◆ **EXERCISE PROMPT**: Pick out and copy each line of the entries below that contains the string "text". Letter case counts.

◆ **SUPPLIED MATERIAL**:
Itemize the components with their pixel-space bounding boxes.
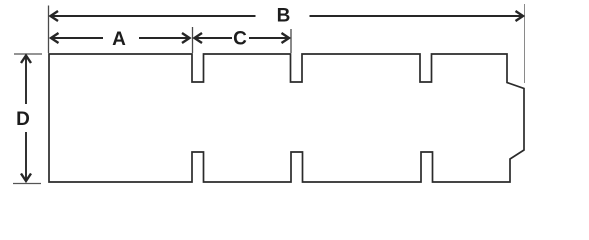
extension line right (x=524.5) [524, 4, 526, 83]
arrowhead C left [195, 33, 203, 43]
dimension line A [51, 37, 190, 39]
arrowhead D bottom [21, 174, 31, 182]
tick bottom-left for D [13, 183, 41, 185]
dimension line D [25, 56, 27, 180]
profile outline of slotted rail [49, 54, 524, 182]
arrowhead C right [282, 33, 290, 43]
svg-text:A: A [112, 29, 126, 50]
svg-text:D: D [16, 109, 30, 130]
arrowhead B right [516, 11, 524, 21]
arrowhead A right [182, 33, 190, 43]
svg-text:C: C [233, 28, 247, 49]
extension line at notch 2 (x=291) [290, 29, 292, 53]
svg-text:B: B [277, 5, 291, 26]
extension line at notch 1 (x=192.5) [192, 27, 194, 53]
arrowhead B left [51, 11, 59, 21]
dimension line C [195, 37, 290, 39]
arrowhead A left [51, 33, 59, 43]
tick top-left for D [14, 53, 42, 55]
extension line left (x=48.5) [48, 6, 50, 54]
arrowhead D top [21, 56, 31, 64]
dimension line B [51, 15, 524, 17]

◆ **THE REPLY**:
svg-text:A: A [112, 29, 126, 50]
svg-text:D: D [16, 109, 30, 130]
svg-text:C: C [233, 28, 247, 49]
svg-text:B: B [277, 5, 291, 26]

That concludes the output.